Information supplied:
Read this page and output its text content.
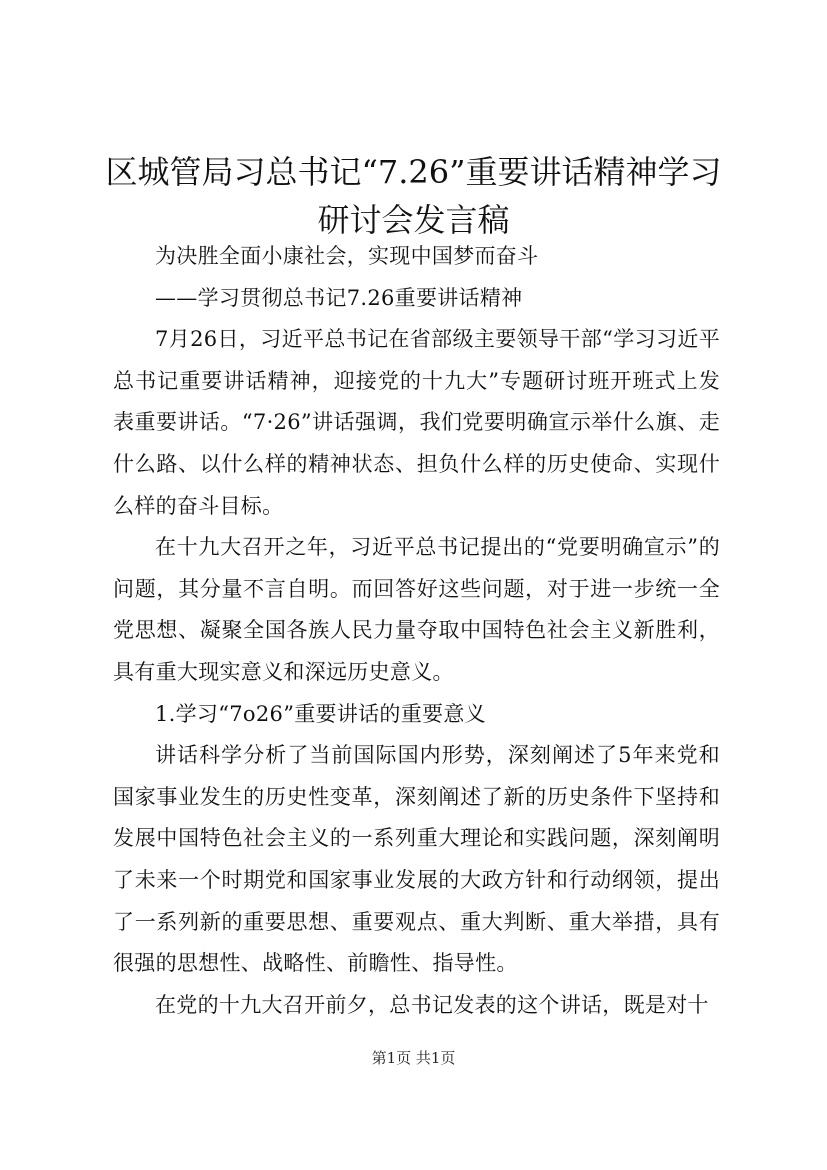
区城管局习总书记“7.26”重要讲话精神学习
研讨会发言稿

为决胜全面小康社会，实现中国梦而奋斗

——学习贯彻总书记7.26重要讲话精神

7月26日，习近平总书记在省部级主要领导干部“学习习近平总书记重要讲话精神，迎接党的十九大”专题研讨班开班式上发表重要讲话。“7·26”讲话强调，我们党要明确宣示举什么旗、走什么路、以什么样的精神状态、担负什么样的历史使命、实现什么样的奋斗目标。

在十九大召开之年，习近平总书记提出的“党要明确宣示”的问题，其分量不言自明。而回答好这些问题，对于进一步统一全党思想、凝聚全国各族人民力量夺取中国特色社会主义新胜利，具有重大现实意义和深远历史意义。

1.学习“7o26”重要讲话的重要意义

讲话科学分析了当前国际国内形势，深刻阐述了5年来党和国家事业发生的历史性变革，深刻阐述了新的历史条件下坚持和发展中国特色社会主义的一系列重大理论和实践问题，深刻阐明了未来一个时期党和国家事业发展的大政方针和行动纲领，提出了一系列新的重要思想、重要观点、重大判断、重大举措，具有很强的思想性、战略性、前瞻性、指导性。

在党的十九大召开前夕，总书记发表的这个讲话，既是对十

第1页 共1页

Task brief:
Repeat the lines above exactly, and keep every picture out.

Solved exercise:
Read this page and output its text content.
区城管局习总书记“7.26”重要讲话精神学习
研讨会发言稿

为决胜全面小康社会，实现中国梦而奋斗

——学习贯彻总书记7.26重要讲话精神

7月26日，习近平总书记在省部级主要领导干部“学习习近平总书记重要讲话精神，迎接党的十九大”专题研讨班开班式上发表重要讲话。“7·26”讲话强调，我们党要明确宣示举什么旗、走什么路、以什么样的精神状态、担负什么样的历史使命、实现什么样的奋斗目标。

在十九大召开之年，习近平总书记提出的“党要明确宣示”的问题，其分量不言自明。而回答好这些问题，对于进一步统一全党思想、凝聚全国各族人民力量夺取中国特色社会主义新胜利，具有重大现实意义和深远历史意义。

1.学习“7o26”重要讲话的重要意义

讲话科学分析了当前国际国内形势，深刻阐述了5年来党和国家事业发生的历史性变革，深刻阐述了新的历史条件下坚持和发展中国特色社会主义的一系列重大理论和实践问题，深刻阐明了未来一个时期党和国家事业发展的大政方针和行动纲领，提出了一系列新的重要思想、重要观点、重大判断、重大举措，具有很强的思想性、战略性、前瞻性、指导性。

在党的十九大召开前夕，总书记发表的这个讲话，既是对十

第1页 共1页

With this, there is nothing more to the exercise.